━━━━━ Listed records ━━━━━

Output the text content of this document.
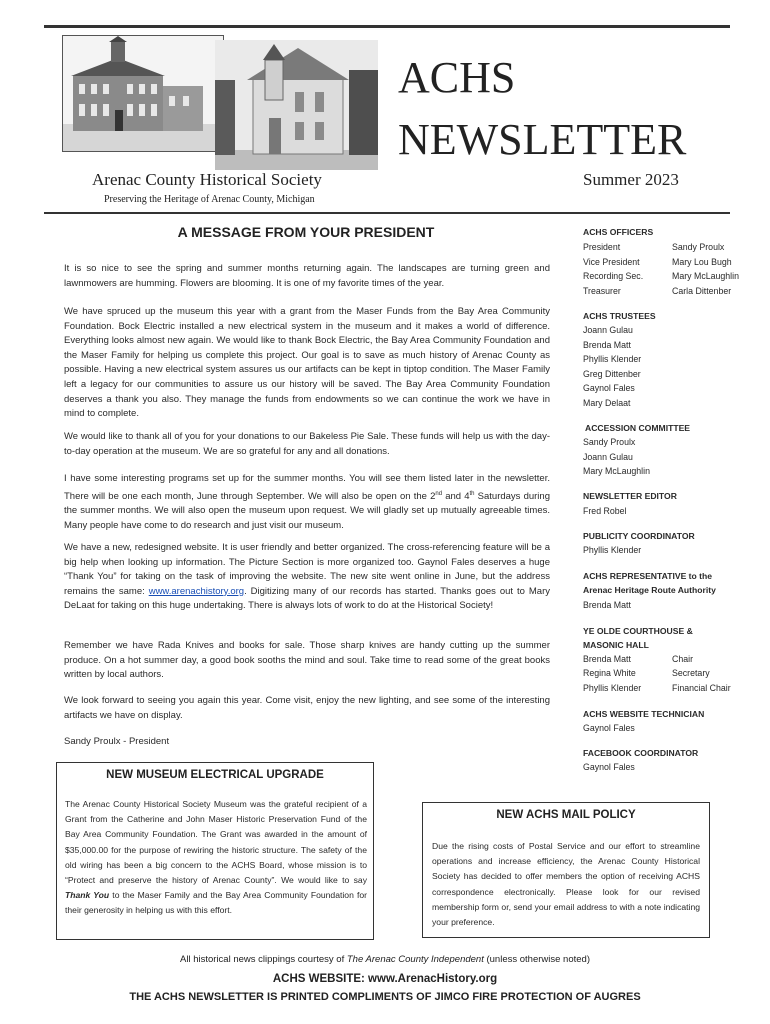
ACHS
NEWSLETTER
Arenac County Historical Society	Summer 2023
Preserving the Heritage of Arenac County, Michigan
A MESSAGE FROM YOUR PRESIDENT
It is so nice to see the spring and summer months returning again. The landscapes are turning green and lawnmowers are humming. Flowers are blooming. It is one of my favorite times of the year.
We have spruced up the museum this year with a grant from the Maser Funds from the Bay Area Community Foundation. Bock Electric installed a new electrical system in the museum and it makes a world of difference. Everything looks almost new again. We would like to thank Bock Electric, the Bay Area Community Foundation and the Maser Family for helping us complete this project. Our goal is to save as much history of Arenac County as possible. Having a new electrical system assures us our artifacts can be kept in tiptop condition. The Maser Family left a legacy for our communities to assure us our history will be saved. The Bay Area Community Foundation deserves a thank you also. They manage the funds from endowments so we can continue the work we have in mind to complete.
We would like to thank all of you for your donations to our Bakeless Pie Sale. These funds will help us with the day-to-day operation at the museum. We are so grateful for any and all donations.
I have some interesting programs set up for the summer months. You will see them listed later in the newsletter. There will be one each month, June through September. We will also be open on the 2nd and 4th Saturdays during the summer months. We will also open the museum upon request. We will gladly set up mutually agreeable times. Many people have come to do research and just visit our museum.
We have a new, redesigned website. It is user friendly and better organized. The cross-referencing feature will be a big help when looking up information. The Picture Section is more organized too. Gaynol Fales deserves a huge “Thank You” for taking on the task of improving the website. The new site went online in June, but the address remains the same: www.arenachistory.org. Digitizing many of our records has started. Thanks goes out to Mary DeLaat for taking on this huge undertaking. There is always lots of work to do at the Historical Society!
Remember we have Rada Knives and books for sale. Those sharp knives are handy cutting up the summer produce. On a hot summer day, a good book sooths the mind and soul. Take time to read some of the great books written by local authors.
We look forward to seeing you again this year. Come visit, enjoy the new lighting, and see some of the interesting artifacts we have on display.
Sandy Proulx - President
ACHS OFFICERS
President	Sandy Proulx
Vice President	Mary Lou Bugh
Recording Sec.	Mary McLaughlin
Treasurer	Carla Dittenber
ACHS TRUSTEES
Joann Gulau
Brenda Matt
Phyllis Klender
Greg Dittenber
Gaynol Fales
Mary Delaat
ACCESSION COMMITTEE
Sandy Proulx
Joann Gulau
Mary McLaughlin
NEWSLETTER EDITOR
Fred Robel
PUBLICITY COORDINATOR
Phyllis Klender
ACHS REPRESENTATIVE to the
Arenac Heritage Route Authority
Brenda Matt
YE OLDE COURTHOUSE &
MASONIC HALL
Brenda Matt	Chair
Regina White	Secretary
Phyllis Klender	Financial Chair
ACHS WEBSITE TECHNICIAN
Gaynol Fales
FACEBOOK COORDINATOR
Gaynol Fales
NEW MUSEUM ELECTRICAL UPGRADE
The Arenac County Historical Society Museum was the grateful recipient of a Grant from the Catherine and John Maser Historic Preservation Fund of the Bay Area Community Foundation. The Grant was awarded in the amount of $35,000.00 for the purpose of rewiring the historic structure. The safety of the old wiring has been a big concern to the ACHS Board, whose mission is to “Protect and preserve the history of Arenac County”. We would like to say Thank You to the Maser Family and the Bay Area Community Foundation for their generosity in helping us with this effort.
NEW ACHS MAIL POLICY
Due the rising costs of Postal Service and our effort to streamline operations and increase efficiency, the Arenac County Historical Society has decided to offer members the option of receiving ACHS correspondence electronically. Please look for our revised membership form or, send your email address to with a note indicating your preference.
All historical news clippings courtesy of The Arenac County Independent (unless otherwise noted)
ACHS WEBSITE: www.ArenacHistory.org
THE ACHS NEWSLETTER IS PRINTED COMPLIMENTS OF JIMCO FIRE PROTECTION OF AUGRES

━━━━━

• [Set task]
Retype every entry verbatim and exclude the pictures from the copy.

• [Result of the task]
Output the text content of this document.
ACHS
NEWSLETTER
Arenac County Historical Society	Summer 2023
Preserving the Heritage of Arenac County, Michigan
A MESSAGE FROM YOUR PRESIDENT
It is so nice to see the spring and summer months returning again. The landscapes are turning green and lawnmowers are humming. Flowers are blooming. It is one of my favorite times of the year.
We have spruced up the museum this year with a grant from the Maser Funds from the Bay Area Community Foundation. Bock Electric installed a new electrical system in the museum and it makes a world of difference. Everything looks almost new again. We would like to thank Bock Electric, the Bay Area Community Foundation and the Maser Family for helping us complete this project. Our goal is to save as much history of Arenac County as possible. Having a new electrical system assures us our artifacts can be kept in tiptop condition. The Maser Family left a legacy for our communities to assure us our history will be saved. The Bay Area Community Foundation deserves a thank you also. They manage the funds from endowments so we can continue the work we have in mind to complete.
We would like to thank all of you for your donations to our Bakeless Pie Sale. These funds will help us with the day-to-day operation at the museum. We are so grateful for any and all donations.
I have some interesting programs set up for the summer months. You will see them listed later in the newsletter. There will be one each month, June through September. We will also be open on the 2nd and 4th Saturdays during the summer months. We will also open the museum upon request. We will gladly set up mutually agreeable times. Many people have come to do research and just visit our museum.
We have a new, redesigned website. It is user friendly and better organized. The cross-referencing feature will be a big help when looking up information. The Picture Section is more organized too. Gaynol Fales deserves a huge “Thank You” for taking on the task of improving the website. The new site went online in June, but the address remains the same: www.arenachistory.org. Digitizing many of our records has started. Thanks goes out to Mary DeLaat for taking on this huge undertaking. There is always lots of work to do at the Historical Society!
Remember we have Rada Knives and books for sale. Those sharp knives are handy cutting up the summer produce. On a hot summer day, a good book sooths the mind and soul. Take time to read some of the great books written by local authors.
We look forward to seeing you again this year. Come visit, enjoy the new lighting, and see some of the interesting artifacts we have on display.
Sandy Proulx - President
ACHS OFFICERS
President	Sandy Proulx
Vice President	Mary Lou Bugh
Recording Sec.	Mary McLaughlin
Treasurer	Carla Dittenber
ACHS TRUSTEES
Joann Gulau
Brenda Matt
Phyllis Klender
Greg Dittenber
Gaynol Fales
Mary Delaat
ACCESSION COMMITTEE
Sandy Proulx
Joann Gulau
Mary McLaughlin
NEWSLETTER EDITOR
Fred Robel
PUBLICITY COORDINATOR
Phyllis Klender
ACHS REPRESENTATIVE to the
Arenac Heritage Route Authority
Brenda Matt
YE OLDE COURTHOUSE &
MASONIC HALL
Brenda Matt	Chair
Regina White	Secretary
Phyllis Klender	Financial Chair
ACHS WEBSITE TECHNICIAN
Gaynol Fales
FACEBOOK COORDINATOR
Gaynol Fales
NEW MUSEUM ELECTRICAL UPGRADE
The Arenac County Historical Society Museum was the grateful recipient of a Grant from the Catherine and John Maser Historic Preservation Fund of the Bay Area Community Foundation. The Grant was awarded in the amount of $35,000.00 for the purpose of rewiring the historic structure. The safety of the old wiring has been a big concern to the ACHS Board, whose mission is to “Protect and preserve the history of Arenac County”. We would like to say Thank You to the Maser Family and the Bay Area Community Foundation for their generosity in helping us with this effort.
NEW ACHS MAIL POLICY
Due the rising costs of Postal Service and our effort to streamline operations and increase efficiency, the Arenac County Historical Society has decided to offer members the option of receiving ACHS correspondence electronically. Please look for our revised membership form or, send your email address to with a note indicating your preference.
All historical news clippings courtesy of The Arenac County Independent (unless otherwise noted)
ACHS WEBSITE: www.ArenacHistory.org
THE ACHS NEWSLETTER IS PRINTED COMPLIMENTS OF JIMCO FIRE PROTECTION OF AUGRES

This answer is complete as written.